> To be done
Leave out the pictures and copy the remaining records exactly.

> Given records
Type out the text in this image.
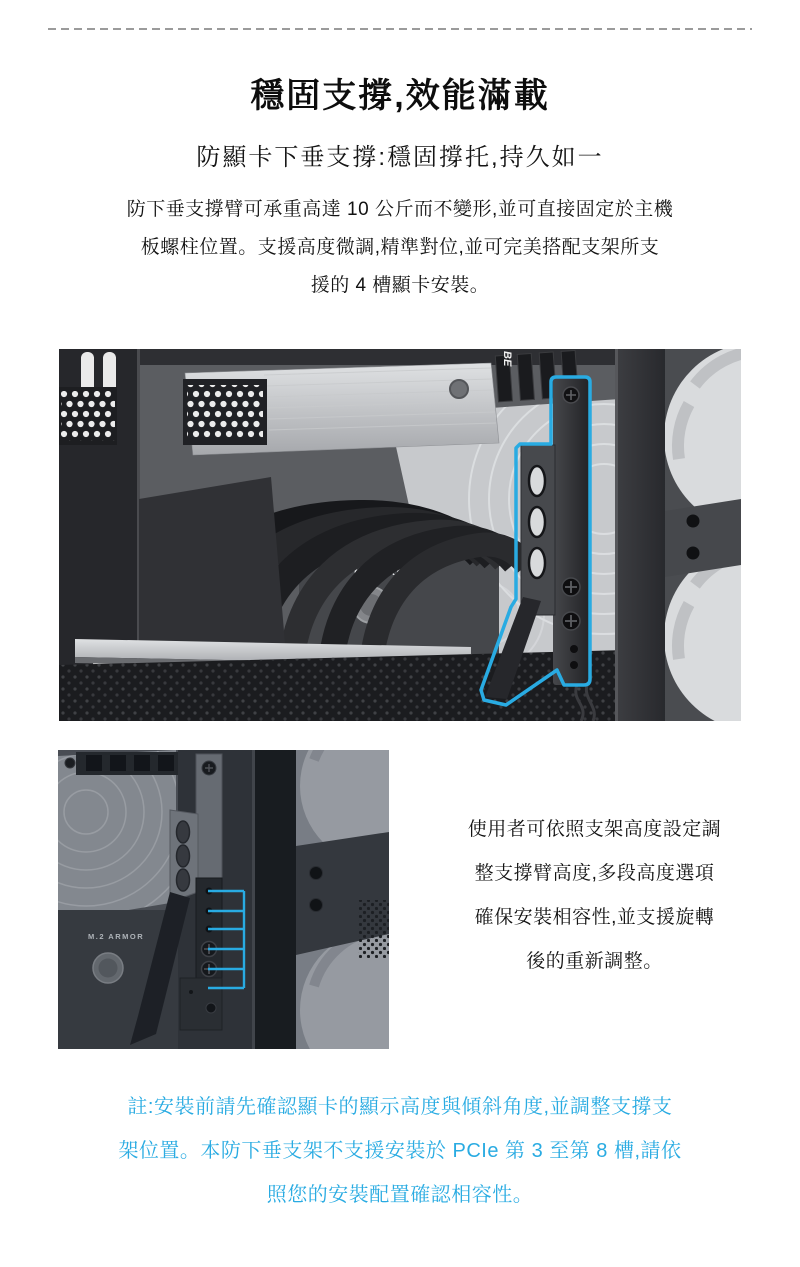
穩固支撐,效能滿載
防顯卡下垂支撐:穩固撐托,持久如一
防下垂支撐臂可承重高達 10 公斤而不變形,並可直接固定於主機
板螺柱位置。支援高度微調,精準對位,並可完美搭配支架所支
援的 4 槽顯卡安裝。
M.2 ARMOR
BE
M.2 ARMOR
使用者可依照支架高度設定調
整支撐臂高度,多段高度選項
確保安裝相容性,並支援旋轉
後的重新調整。
註:安裝前請先確認顯卡的顯示高度與傾斜角度,並調整支撐支
架位置。本防下垂支架不支援安裝於 PCIe 第 3 至第 8 槽,請依
照您的安裝配置確認相容性。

> Answer
Type out the text in this image.
穩固支撐,效能滿載
防顯卡下垂支撐:穩固撐托,持久如一
防下垂支撐臂可承重高達 10 公斤而不變形,並可直接固定於主機
板螺柱位置。支援高度微調,精準對位,並可完美搭配支架所支
援的 4 槽顯卡安裝。
M.2 ARMOR
BE
M.2 ARMOR
使用者可依照支架高度設定調
整支撐臂高度,多段高度選項
確保安裝相容性,並支援旋轉
後的重新調整。
註:安裝前請先確認顯卡的顯示高度與傾斜角度,並調整支撐支
架位置。本防下垂支架不支援安裝於 PCIe 第 3 至第 8 槽,請依
照您的安裝配置確認相容性。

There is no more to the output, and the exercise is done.